=== RECORDS TO PROCESS ===

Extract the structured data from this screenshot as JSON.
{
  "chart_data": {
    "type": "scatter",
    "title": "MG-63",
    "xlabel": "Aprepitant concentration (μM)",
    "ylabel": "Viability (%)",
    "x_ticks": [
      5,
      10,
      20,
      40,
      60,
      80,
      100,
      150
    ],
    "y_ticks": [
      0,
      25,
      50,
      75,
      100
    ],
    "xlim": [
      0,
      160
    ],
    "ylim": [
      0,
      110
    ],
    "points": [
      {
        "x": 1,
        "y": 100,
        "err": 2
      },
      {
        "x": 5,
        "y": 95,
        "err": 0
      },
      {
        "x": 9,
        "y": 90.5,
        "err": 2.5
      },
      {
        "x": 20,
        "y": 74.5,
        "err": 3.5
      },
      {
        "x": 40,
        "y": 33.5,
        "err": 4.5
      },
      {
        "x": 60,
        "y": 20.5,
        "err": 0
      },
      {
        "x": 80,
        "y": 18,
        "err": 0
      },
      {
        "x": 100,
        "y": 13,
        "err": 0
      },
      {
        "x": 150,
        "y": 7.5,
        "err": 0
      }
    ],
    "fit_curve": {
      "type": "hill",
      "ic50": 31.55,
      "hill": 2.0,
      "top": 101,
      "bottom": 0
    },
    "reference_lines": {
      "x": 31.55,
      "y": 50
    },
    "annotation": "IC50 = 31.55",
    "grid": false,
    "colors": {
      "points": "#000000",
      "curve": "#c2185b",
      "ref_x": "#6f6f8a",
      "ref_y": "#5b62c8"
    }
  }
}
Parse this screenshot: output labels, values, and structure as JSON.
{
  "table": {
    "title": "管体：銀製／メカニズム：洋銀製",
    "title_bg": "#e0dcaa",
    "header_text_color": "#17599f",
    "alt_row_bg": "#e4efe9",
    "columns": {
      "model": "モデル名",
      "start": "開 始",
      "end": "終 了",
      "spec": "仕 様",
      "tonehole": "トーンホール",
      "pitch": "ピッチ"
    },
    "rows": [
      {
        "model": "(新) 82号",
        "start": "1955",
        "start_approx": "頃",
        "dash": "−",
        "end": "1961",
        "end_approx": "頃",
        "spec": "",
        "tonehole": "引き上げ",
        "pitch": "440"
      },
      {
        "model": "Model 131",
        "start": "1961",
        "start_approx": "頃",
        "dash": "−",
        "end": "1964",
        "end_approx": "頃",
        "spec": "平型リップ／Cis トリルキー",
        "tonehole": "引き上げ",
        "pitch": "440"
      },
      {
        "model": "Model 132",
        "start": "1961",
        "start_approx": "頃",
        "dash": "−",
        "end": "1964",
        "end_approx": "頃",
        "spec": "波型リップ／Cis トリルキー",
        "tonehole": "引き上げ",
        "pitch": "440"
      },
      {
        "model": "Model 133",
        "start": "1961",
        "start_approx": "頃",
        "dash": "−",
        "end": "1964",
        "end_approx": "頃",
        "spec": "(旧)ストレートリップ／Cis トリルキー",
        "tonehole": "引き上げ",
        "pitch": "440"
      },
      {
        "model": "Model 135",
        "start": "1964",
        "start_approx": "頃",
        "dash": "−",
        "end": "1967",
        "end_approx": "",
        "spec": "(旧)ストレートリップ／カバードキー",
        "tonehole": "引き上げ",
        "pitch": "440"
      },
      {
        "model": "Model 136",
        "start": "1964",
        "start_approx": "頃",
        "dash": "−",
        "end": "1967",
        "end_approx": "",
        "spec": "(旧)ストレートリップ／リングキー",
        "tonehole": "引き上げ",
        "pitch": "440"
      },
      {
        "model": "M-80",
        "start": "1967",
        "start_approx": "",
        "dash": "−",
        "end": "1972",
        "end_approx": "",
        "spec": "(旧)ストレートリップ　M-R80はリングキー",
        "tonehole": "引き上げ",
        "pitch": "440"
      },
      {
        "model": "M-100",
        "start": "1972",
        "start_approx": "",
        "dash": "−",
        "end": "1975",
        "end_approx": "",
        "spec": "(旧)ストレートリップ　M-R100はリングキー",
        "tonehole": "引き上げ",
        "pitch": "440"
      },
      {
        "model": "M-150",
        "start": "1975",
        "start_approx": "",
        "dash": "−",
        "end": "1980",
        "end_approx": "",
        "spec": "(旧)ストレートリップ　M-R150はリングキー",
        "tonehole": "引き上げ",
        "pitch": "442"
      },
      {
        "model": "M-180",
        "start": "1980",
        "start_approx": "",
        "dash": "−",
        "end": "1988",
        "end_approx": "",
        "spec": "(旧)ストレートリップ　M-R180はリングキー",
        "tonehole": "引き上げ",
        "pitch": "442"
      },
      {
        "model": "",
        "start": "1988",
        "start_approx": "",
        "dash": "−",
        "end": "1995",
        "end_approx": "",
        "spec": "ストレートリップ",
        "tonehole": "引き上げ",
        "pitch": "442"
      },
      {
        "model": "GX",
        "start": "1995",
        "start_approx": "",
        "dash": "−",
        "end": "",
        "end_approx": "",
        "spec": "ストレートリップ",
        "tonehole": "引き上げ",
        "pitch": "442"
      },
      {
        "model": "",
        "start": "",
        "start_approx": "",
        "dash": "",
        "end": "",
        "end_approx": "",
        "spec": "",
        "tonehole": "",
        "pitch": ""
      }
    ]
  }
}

===

### DIRECTION
Above are the records; retype every one exactly.

### TASK OUTPUT
Extract the structured data from this screenshot as JSON.
{
  "chart_data": {
    "type": "scatter",
    "title": "MG-63",
    "xlabel": "Aprepitant concentration (μM)",
    "ylabel": "Viability (%)",
    "x_ticks": [
      5,
      10,
      20,
      40,
      60,
      80,
      100,
      150
    ],
    "y_ticks": [
      0,
      25,
      50,
      75,
      100
    ],
    "xlim": [
      0,
      160
    ],
    "ylim": [
      0,
      110
    ],
    "points": [
      {
        "x": 1,
        "y": 100,
        "err": 2
      },
      {
        "x": 5,
        "y": 95,
        "err": 0
      },
      {
        "x": 9,
        "y": 90.5,
        "err": 2.5
      },
      {
        "x": 20,
        "y": 74.5,
        "err": 3.5
      },
      {
        "x": 40,
        "y": 33.5,
        "err": 4.5
      },
      {
        "x": 60,
        "y": 20.5,
        "err": 0
      },
      {
        "x": 80,
        "y": 18,
        "err": 0
      },
      {
        "x": 100,
        "y": 13,
        "err": 0
      },
      {
        "x": 150,
        "y": 7.5,
        "err": 0
      }
    ],
    "fit_curve": {
      "type": "hill",
      "ic50": 31.55,
      "hill": 2.0,
      "top": 101,
      "bottom": 0
    },
    "reference_lines": {
      "x": 31.55,
      "y": 50
    },
    "annotation": "IC50 = 31.55",
    "grid": false,
    "colors": {
      "points": "#000000",
      "curve": "#c2185b",
      "ref_x": "#6f6f8a",
      "ref_y": "#5b62c8"
    }
  }
}
Parse this screenshot: output labels, values, and structure as JSON.
{
  "table": {
    "title": "管体：銀製／メカニズム：洋銀製",
    "title_bg": "#e0dcaa",
    "header_text_color": "#17599f",
    "alt_row_bg": "#e4efe9",
    "columns": {
      "model": "モデル名",
      "start": "開 始",
      "end": "終 了",
      "spec": "仕 様",
      "tonehole": "トーンホール",
      "pitch": "ピッチ"
    },
    "rows": [
      {
        "model": "(新) 82号",
        "start": "1955",
        "start_approx": "頃",
        "dash": "−",
        "end": "1961",
        "end_approx": "頃",
        "spec": "",
        "tonehole": "引き上げ",
        "pitch": "440"
      },
      {
        "model": "Model 131",
        "start": "1961",
        "start_approx": "頃",
        "dash": "−",
        "end": "1964",
        "end_approx": "頃",
        "spec": "平型リップ／Cis トリルキー",
        "tonehole": "引き上げ",
        "pitch": "440"
      },
      {
        "model": "Model 132",
        "start": "1961",
        "start_approx": "頃",
        "dash": "−",
        "end": "1964",
        "end_approx": "頃",
        "spec": "波型リップ／Cis トリルキー",
        "tonehole": "引き上げ",
        "pitch": "440"
      },
      {
        "model": "Model 133",
        "start": "1961",
        "start_approx": "頃",
        "dash": "−",
        "end": "1964",
        "end_approx": "頃",
        "spec": "(旧)ストレートリップ／Cis トリルキー",
        "tonehole": "引き上げ",
        "pitch": "440"
      },
      {
        "model": "Model 135",
        "start": "1964",
        "start_approx": "頃",
        "dash": "−",
        "end": "1967",
        "end_approx": "",
        "spec": "(旧)ストレートリップ／カバードキー",
        "tonehole": "引き上げ",
        "pitch": "440"
      },
      {
        "model": "Model 136",
        "start": "1964",
        "start_approx": "頃",
        "dash": "−",
        "end": "1967",
        "end_approx": "",
        "spec": "(旧)ストレートリップ／リングキー",
        "tonehole": "引き上げ",
        "pitch": "440"
      },
      {
        "model": "M-80",
        "start": "1967",
        "start_approx": "",
        "dash": "−",
        "end": "1972",
        "end_approx": "",
        "spec": "(旧)ストレートリップ　M-R80はリングキー",
        "tonehole": "引き上げ",
        "pitch": "440"
      },
      {
        "model": "M-100",
        "start": "1972",
        "start_approx": "",
        "dash": "−",
        "end": "1975",
        "end_approx": "",
        "spec": "(旧)ストレートリップ　M-R100はリングキー",
        "tonehole": "引き上げ",
        "pitch": "440"
      },
      {
        "model": "M-150",
        "start": "1975",
        "start_approx": "",
        "dash": "−",
        "end": "1980",
        "end_approx": "",
        "spec": "(旧)ストレートリップ　M-R150はリングキー",
        "tonehole": "引き上げ",
        "pitch": "442"
      },
      {
        "model": "M-180",
        "start": "1980",
        "start_approx": "",
        "dash": "−",
        "end": "1988",
        "end_approx": "",
        "spec": "(旧)ストレートリップ　M-R180はリングキー",
        "tonehole": "引き上げ",
        "pitch": "442"
      },
      {
        "model": "",
        "start": "1988",
        "start_approx": "",
        "dash": "−",
        "end": "1995",
        "end_approx": "",
        "spec": "ストレートリップ",
        "tonehole": "引き上げ",
        "pitch": "442"
      },
      {
        "model": "GX",
        "start": "1995",
        "start_approx": "",
        "dash": "−",
        "end": "",
        "end_approx": "",
        "spec": "ストレートリップ",
        "tonehole": "引き上げ",
        "pitch": "442"
      },
      {
        "model": "",
        "start": "",
        "start_approx": "",
        "dash": "",
        "end": "",
        "end_approx": "",
        "spec": "",
        "tonehole": "",
        "pitch": ""
      }
    ]
  }
}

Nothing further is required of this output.